_CHALLENGES_.
A) In the Butler v. State case header, who represented the appellant?
B) From the Butler v. State case header, copy word for word the part that opens with the words containing "Charles R. Sheppard, Asst." and closes with "General, for appellee.".

_TEXT EXTRACT_.
<<<<
Butler v. State

Decision Date23 January 2012
Docket NumberNo. S11A1827.,S11A1827.
Citation721 S.E.2d 876,12 FCDR 202,290 Ga. 412
PartiesBUTLER v. The STATE.
CourtGeorgia Supreme Court

12 FCDR 202
290 Ga. 412
721 S.E.2d 876

BUTLER
v.
The STATE.

No. S11A1827.

Supreme Court of Georgia.

Jan. 23, 2012.


[721 S.E.2d 879]

Victor Hawk, Augusta, for appellant.

Charles R. Sheppard, Asst. Dist. Atty., R. Ashley Wright, District Attorney, Paula Khristian Smith, Senior Assistant Attorney General, Samuel S. Olens, Attorney General, Sara Kaur Sahni, Assistant Attorney General, for appellee.

CARLEY, Presiding Justice.
>>>>
_INFORMATION SUPPLIED_.
<<<<
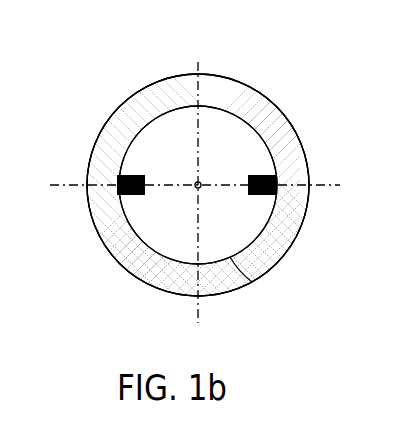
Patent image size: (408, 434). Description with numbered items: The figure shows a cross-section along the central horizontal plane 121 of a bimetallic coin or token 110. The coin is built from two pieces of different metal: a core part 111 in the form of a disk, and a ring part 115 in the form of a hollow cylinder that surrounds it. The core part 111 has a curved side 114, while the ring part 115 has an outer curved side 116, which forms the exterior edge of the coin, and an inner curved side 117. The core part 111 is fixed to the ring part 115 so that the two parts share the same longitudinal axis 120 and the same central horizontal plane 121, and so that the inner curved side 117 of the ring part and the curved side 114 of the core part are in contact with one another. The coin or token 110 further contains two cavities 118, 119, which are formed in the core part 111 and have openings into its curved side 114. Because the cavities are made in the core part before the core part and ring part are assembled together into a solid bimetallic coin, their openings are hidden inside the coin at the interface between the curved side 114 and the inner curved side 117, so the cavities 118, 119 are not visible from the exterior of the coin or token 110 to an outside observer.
>>>>
_FULL ANSWERS_.
A) Victor Hawk, of Augusta, represented the appellant.

B)
Charles R. Sheppard, Asst. Dist. Atty., R. Ashley Wright, District Attorney, Paula Khristian Smith, Senior Assistant Attorney General, Samuel S. Olens, Attorney General, Sara Kaur Sahni, Assistant Attorney General, for appellee.